>> START

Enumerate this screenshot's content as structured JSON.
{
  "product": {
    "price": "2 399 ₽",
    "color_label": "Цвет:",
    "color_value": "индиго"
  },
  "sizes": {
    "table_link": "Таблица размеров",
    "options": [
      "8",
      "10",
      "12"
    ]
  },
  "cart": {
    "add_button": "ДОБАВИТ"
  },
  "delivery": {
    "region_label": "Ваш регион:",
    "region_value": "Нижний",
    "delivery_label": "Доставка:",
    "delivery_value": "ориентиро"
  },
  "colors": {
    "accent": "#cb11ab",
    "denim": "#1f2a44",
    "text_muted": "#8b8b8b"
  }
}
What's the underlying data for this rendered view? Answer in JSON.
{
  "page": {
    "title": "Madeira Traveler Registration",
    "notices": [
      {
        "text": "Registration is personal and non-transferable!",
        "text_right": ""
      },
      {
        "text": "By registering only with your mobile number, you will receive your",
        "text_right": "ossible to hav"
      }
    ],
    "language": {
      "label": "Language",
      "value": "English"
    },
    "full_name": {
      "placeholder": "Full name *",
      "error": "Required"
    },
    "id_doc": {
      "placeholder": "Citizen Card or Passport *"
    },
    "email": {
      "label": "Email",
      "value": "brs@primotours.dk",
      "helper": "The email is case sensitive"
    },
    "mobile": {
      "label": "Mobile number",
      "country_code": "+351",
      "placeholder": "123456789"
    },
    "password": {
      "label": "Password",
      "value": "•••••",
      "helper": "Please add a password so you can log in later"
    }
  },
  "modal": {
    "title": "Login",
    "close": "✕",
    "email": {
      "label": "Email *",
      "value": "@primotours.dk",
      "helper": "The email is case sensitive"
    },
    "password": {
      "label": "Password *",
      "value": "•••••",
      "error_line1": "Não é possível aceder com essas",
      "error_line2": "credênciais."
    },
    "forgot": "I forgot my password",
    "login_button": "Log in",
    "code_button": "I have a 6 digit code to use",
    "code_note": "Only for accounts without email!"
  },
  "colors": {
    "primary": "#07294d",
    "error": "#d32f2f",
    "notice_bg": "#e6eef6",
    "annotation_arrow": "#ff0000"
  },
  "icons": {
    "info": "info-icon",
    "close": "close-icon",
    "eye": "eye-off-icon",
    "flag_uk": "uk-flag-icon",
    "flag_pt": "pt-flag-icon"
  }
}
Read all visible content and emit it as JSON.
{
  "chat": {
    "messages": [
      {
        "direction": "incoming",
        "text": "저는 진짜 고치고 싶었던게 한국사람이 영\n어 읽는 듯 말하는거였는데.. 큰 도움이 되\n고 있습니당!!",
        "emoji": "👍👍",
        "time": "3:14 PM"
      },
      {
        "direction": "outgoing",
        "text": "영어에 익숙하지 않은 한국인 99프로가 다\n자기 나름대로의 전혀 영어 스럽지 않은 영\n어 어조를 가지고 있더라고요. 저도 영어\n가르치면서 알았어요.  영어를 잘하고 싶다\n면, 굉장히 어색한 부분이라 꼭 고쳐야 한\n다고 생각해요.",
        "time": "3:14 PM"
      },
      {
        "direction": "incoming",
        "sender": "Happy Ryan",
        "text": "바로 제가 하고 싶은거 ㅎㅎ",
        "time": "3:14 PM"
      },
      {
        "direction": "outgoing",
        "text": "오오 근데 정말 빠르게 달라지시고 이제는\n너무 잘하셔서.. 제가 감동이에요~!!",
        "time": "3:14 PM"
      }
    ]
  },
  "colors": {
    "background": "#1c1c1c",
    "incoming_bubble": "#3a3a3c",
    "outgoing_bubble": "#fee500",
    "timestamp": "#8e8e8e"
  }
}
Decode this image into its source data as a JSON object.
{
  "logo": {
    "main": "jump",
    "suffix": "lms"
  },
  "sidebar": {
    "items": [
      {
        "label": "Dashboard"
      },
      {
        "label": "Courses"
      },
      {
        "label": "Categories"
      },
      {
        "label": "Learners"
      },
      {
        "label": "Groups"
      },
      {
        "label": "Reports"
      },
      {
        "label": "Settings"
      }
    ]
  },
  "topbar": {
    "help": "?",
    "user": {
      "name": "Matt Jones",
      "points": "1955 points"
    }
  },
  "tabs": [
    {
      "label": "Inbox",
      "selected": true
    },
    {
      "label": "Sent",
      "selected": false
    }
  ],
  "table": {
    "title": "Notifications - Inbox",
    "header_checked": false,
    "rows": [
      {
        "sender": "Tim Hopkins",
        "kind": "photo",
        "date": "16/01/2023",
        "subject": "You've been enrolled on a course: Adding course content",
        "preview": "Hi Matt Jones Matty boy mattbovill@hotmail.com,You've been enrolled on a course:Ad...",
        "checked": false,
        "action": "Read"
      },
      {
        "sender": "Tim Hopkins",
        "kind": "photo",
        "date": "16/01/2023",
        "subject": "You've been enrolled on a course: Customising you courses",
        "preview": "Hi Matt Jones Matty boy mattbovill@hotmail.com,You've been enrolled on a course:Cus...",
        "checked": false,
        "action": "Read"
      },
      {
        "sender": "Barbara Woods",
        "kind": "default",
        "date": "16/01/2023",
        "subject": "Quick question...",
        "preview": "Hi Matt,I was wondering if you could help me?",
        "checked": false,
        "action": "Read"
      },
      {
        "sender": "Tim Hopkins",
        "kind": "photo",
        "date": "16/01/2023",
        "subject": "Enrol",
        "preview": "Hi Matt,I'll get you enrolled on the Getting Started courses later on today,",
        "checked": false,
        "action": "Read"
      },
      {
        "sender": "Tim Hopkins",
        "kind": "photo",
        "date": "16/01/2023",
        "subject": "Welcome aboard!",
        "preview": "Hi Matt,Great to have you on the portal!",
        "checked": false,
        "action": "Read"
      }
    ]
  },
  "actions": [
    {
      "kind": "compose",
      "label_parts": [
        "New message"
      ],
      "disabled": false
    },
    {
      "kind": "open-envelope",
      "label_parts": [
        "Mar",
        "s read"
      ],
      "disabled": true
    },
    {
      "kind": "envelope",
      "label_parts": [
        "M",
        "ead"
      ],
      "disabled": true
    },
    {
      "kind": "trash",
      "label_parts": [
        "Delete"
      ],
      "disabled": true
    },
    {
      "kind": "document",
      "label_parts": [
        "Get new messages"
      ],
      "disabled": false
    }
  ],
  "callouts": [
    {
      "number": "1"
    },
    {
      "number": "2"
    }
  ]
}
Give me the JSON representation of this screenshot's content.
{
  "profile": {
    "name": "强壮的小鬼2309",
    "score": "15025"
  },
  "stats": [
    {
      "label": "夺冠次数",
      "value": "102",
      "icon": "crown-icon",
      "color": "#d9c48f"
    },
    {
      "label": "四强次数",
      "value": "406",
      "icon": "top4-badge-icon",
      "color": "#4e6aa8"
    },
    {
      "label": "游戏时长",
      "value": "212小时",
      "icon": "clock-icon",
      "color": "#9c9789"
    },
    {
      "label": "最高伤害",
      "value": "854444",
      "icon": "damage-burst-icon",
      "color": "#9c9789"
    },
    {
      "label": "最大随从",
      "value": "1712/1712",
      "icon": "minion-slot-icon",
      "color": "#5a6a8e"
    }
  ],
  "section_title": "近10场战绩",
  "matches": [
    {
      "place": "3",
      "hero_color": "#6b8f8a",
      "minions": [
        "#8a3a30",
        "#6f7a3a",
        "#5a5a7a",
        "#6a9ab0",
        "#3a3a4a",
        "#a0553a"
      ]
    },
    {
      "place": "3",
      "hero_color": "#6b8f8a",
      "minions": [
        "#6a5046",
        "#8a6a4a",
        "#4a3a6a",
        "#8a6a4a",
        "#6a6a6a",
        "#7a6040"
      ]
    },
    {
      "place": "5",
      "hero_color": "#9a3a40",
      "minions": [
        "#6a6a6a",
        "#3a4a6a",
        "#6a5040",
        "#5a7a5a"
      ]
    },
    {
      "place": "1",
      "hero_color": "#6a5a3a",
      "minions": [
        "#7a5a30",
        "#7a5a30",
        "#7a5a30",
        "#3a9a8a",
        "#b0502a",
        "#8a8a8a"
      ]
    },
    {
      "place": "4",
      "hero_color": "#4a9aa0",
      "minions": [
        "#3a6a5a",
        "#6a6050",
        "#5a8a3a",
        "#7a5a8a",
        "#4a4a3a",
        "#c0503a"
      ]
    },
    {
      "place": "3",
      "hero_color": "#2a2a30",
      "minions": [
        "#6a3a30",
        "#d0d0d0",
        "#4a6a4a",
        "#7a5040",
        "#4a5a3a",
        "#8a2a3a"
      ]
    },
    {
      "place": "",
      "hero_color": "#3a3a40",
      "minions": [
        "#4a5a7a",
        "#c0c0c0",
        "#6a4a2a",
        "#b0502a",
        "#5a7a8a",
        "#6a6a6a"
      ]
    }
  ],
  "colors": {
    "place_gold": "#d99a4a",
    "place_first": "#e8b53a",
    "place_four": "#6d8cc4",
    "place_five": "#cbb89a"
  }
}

>> END

• _Your goal_
Of the lines in the data above, how many contain the word "been"? Give only that figure.

• _Reply_
4